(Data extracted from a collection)
________________________________________
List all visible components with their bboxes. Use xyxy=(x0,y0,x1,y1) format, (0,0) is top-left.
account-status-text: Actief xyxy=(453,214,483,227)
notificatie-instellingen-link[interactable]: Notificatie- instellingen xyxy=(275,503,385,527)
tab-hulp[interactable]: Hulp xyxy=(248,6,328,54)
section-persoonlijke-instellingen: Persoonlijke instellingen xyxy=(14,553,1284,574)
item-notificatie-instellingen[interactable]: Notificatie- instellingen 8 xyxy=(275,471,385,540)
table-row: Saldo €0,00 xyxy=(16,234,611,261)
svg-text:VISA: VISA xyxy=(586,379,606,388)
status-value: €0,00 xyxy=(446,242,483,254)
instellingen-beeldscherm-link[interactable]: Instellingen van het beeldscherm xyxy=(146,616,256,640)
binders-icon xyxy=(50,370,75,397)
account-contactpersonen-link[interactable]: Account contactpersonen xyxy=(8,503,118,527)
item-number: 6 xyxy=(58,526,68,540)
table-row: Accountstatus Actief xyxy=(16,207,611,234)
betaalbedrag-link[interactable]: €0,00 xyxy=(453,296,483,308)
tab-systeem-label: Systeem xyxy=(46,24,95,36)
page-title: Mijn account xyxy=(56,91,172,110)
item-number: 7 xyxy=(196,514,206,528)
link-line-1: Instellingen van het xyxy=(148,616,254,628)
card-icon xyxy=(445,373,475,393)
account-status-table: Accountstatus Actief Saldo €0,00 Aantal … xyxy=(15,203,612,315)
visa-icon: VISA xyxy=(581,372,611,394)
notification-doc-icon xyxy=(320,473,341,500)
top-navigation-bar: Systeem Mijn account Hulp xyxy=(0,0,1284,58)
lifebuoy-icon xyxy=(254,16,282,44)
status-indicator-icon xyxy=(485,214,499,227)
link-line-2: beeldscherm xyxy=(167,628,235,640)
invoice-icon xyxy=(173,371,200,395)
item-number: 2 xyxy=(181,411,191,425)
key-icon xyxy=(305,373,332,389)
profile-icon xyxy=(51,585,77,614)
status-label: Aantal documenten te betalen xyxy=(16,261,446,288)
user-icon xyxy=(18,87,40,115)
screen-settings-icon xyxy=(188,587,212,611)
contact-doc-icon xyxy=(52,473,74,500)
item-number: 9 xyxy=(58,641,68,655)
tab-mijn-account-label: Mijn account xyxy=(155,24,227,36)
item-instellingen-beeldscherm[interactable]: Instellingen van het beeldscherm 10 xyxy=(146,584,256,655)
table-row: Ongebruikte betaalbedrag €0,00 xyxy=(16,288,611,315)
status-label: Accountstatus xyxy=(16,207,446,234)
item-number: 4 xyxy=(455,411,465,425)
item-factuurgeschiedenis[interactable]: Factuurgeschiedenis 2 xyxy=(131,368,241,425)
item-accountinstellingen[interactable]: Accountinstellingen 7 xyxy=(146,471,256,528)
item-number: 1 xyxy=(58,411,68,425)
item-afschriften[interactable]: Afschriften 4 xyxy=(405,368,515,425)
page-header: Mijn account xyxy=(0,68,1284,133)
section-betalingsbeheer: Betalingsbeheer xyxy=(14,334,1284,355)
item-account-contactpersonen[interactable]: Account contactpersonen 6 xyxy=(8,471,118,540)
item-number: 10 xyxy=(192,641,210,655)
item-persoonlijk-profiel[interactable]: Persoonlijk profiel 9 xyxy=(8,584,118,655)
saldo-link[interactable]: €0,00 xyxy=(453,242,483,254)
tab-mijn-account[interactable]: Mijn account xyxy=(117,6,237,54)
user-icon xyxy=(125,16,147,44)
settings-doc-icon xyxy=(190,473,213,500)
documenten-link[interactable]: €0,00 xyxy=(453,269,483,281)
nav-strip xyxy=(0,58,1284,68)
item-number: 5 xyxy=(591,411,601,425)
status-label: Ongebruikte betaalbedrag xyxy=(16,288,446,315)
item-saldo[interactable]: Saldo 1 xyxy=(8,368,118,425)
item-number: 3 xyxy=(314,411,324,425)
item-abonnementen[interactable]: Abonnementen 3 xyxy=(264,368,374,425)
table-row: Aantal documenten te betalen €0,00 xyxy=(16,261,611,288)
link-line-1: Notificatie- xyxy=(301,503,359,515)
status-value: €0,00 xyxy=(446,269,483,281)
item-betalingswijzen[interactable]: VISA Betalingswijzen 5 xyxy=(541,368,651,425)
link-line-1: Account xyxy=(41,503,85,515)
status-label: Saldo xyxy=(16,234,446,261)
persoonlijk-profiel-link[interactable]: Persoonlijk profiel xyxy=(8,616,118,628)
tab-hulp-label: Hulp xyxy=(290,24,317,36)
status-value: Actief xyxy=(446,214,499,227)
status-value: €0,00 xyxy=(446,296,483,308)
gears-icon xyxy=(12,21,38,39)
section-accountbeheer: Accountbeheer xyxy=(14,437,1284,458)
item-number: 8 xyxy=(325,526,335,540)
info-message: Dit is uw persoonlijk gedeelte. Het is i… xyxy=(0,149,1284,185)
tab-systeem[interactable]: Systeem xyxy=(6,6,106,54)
________________________________________
> **What you should do**: Can you duplicate every line in the items above, unchanged?

> **Solution for this task**:
List all visible components with their bboxes. Use xyxy=(x0,y0,x1,y1) format, (0,0) is top-left.
account-status-text: Actief xyxy=(453,214,483,227)
notificatie-instellingen-link[interactable]: Notificatie- instellingen xyxy=(275,503,385,527)
tab-hulp[interactable]: Hulp xyxy=(248,6,328,54)
section-persoonlijke-instellingen: Persoonlijke instellingen xyxy=(14,553,1284,574)
item-notificatie-instellingen[interactable]: Notificatie- instellingen 8 xyxy=(275,471,385,540)
table-row: Saldo €0,00 xyxy=(16,234,611,261)
svg-text:VISA: VISA xyxy=(586,379,606,388)
status-value: €0,00 xyxy=(446,242,483,254)
instellingen-beeldscherm-link[interactable]: Instellingen van het beeldscherm xyxy=(146,616,256,640)
binders-icon xyxy=(50,370,75,397)
account-contactpersonen-link[interactable]: Account contactpersonen xyxy=(8,503,118,527)
item-number: 6 xyxy=(58,526,68,540)
table-row: Accountstatus Actief xyxy=(16,207,611,234)
betaalbedrag-link[interactable]: €0,00 xyxy=(453,296,483,308)
tab-systeem-label: Systeem xyxy=(46,24,95,36)
page-title: Mijn account xyxy=(56,91,172,110)
item-number: 7 xyxy=(196,514,206,528)
link-line-1: Instellingen van het xyxy=(148,616,254,628)
card-icon xyxy=(445,373,475,393)
account-status-table: Accountstatus Actief Saldo €0,00 Aantal … xyxy=(15,203,612,315)
visa-icon: VISA xyxy=(581,372,611,394)
notification-doc-icon xyxy=(320,473,341,500)
top-navigation-bar: Systeem Mijn account Hulp xyxy=(0,0,1284,58)
lifebuoy-icon xyxy=(254,16,282,44)
status-indicator-icon xyxy=(485,214,499,227)
link-line-2: beeldscherm xyxy=(167,628,235,640)
invoice-icon xyxy=(173,371,200,395)
item-number: 2 xyxy=(181,411,191,425)
key-icon xyxy=(305,373,332,389)
profile-icon xyxy=(51,585,77,614)
status-label: Aantal documenten te betalen xyxy=(16,261,446,288)
user-icon xyxy=(18,87,40,115)
screen-settings-icon xyxy=(188,587,212,611)
contact-doc-icon xyxy=(52,473,74,500)
item-number: 9 xyxy=(58,641,68,655)
tab-mijn-account-label: Mijn account xyxy=(155,24,227,36)
item-instellingen-beeldscherm[interactable]: Instellingen van het beeldscherm 10 xyxy=(146,584,256,655)
table-row: Ongebruikte betaalbedrag €0,00 xyxy=(16,288,611,315)
status-label: Accountstatus xyxy=(16,207,446,234)
item-number: 4 xyxy=(455,411,465,425)
item-factuurgeschiedenis[interactable]: Factuurgeschiedenis 2 xyxy=(131,368,241,425)
item-accountinstellingen[interactable]: Accountinstellingen 7 xyxy=(146,471,256,528)
item-number: 1 xyxy=(58,411,68,425)
item-afschriften[interactable]: Afschriften 4 xyxy=(405,368,515,425)
page-header: Mijn account xyxy=(0,68,1284,133)
section-betalingsbeheer: Betalingsbeheer xyxy=(14,334,1284,355)
item-account-contactpersonen[interactable]: Account contactpersonen 6 xyxy=(8,471,118,540)
item-number: 10 xyxy=(192,641,210,655)
item-persoonlijk-profiel[interactable]: Persoonlijk profiel 9 xyxy=(8,584,118,655)
saldo-link[interactable]: €0,00 xyxy=(453,242,483,254)
tab-mijn-account[interactable]: Mijn account xyxy=(117,6,237,54)
user-icon xyxy=(125,16,147,44)
settings-doc-icon xyxy=(190,473,213,500)
documenten-link[interactable]: €0,00 xyxy=(453,269,483,281)
nav-strip xyxy=(0,58,1284,68)
item-number: 5 xyxy=(591,411,601,425)
status-label: Ongebruikte betaalbedrag xyxy=(16,288,446,315)
item-saldo[interactable]: Saldo 1 xyxy=(8,368,118,425)
item-number: 3 xyxy=(314,411,324,425)
item-abonnementen[interactable]: Abonnementen 3 xyxy=(264,368,374,425)
table-row: Aantal documenten te betalen €0,00 xyxy=(16,261,611,288)
link-line-1: Notificatie- xyxy=(301,503,359,515)
status-value: €0,00 xyxy=(446,269,483,281)
item-betalingswijzen[interactable]: VISA Betalingswijzen 5 xyxy=(541,368,651,425)
link-line-1: Account xyxy=(41,503,85,515)
status-label: Saldo xyxy=(16,234,446,261)
persoonlijk-profiel-link[interactable]: Persoonlijk profiel xyxy=(8,616,118,628)
tab-hulp-label: Hulp xyxy=(290,24,317,36)
status-value: Actief xyxy=(446,214,499,227)
status-value: €0,00 xyxy=(446,296,483,308)
gears-icon xyxy=(12,21,38,39)
section-accountbeheer: Accountbeheer xyxy=(14,437,1284,458)
item-number: 8 xyxy=(325,526,335,540)
info-message: Dit is uw persoonlijk gedeelte. Het is i… xyxy=(0,149,1284,185)
tab-systeem[interactable]: Systeem xyxy=(6,6,106,54)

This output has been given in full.